Data entries
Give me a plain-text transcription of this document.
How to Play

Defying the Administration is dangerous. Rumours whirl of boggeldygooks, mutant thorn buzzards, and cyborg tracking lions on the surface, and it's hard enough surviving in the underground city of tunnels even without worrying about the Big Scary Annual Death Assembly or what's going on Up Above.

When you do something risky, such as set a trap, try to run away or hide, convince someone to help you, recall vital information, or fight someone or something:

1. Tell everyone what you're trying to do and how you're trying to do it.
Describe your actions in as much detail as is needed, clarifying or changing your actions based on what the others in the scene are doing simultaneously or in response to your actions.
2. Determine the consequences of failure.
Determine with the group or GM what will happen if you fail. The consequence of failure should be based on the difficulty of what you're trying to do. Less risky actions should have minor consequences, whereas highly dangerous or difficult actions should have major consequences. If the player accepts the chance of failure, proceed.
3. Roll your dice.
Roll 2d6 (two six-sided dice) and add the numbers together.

__WRITTEN REQUEST__
Using the data above, reproduce every line exactly.

__WRITTEN RESPONSE__
Give me a plain-text transcription of this document.
How to Play

Defying the Administration is dangerous. Rumours whirl of boggeldygooks, mutant thorn buzzards, and cyborg tracking lions on the surface, and it's hard enough surviving in the underground city of tunnels even without worrying about the Big Scary Annual Death Assembly or what's going on Up Above.

When you do something risky, such as set a trap, try to run away or hide, convince someone to help you, recall vital information, or fight someone or something:

1. Tell everyone what you're trying to do and how you're trying to do it.
Describe your actions in as much detail as is needed, clarifying or changing your actions based on what the others in the scene are doing simultaneously or in response to your actions.
2. Determine the consequences of failure.
Determine with the group or GM what will happen if you fail. The consequence of failure should be based on the difficulty of what you're trying to do. Less risky actions should have minor consequences, whereas highly dangerous or difficult actions should have major consequences. If the player accepts the chance of failure, proceed.
3. Roll your dice.
Roll 2d6 (two six-sided dice) and add the numbers together.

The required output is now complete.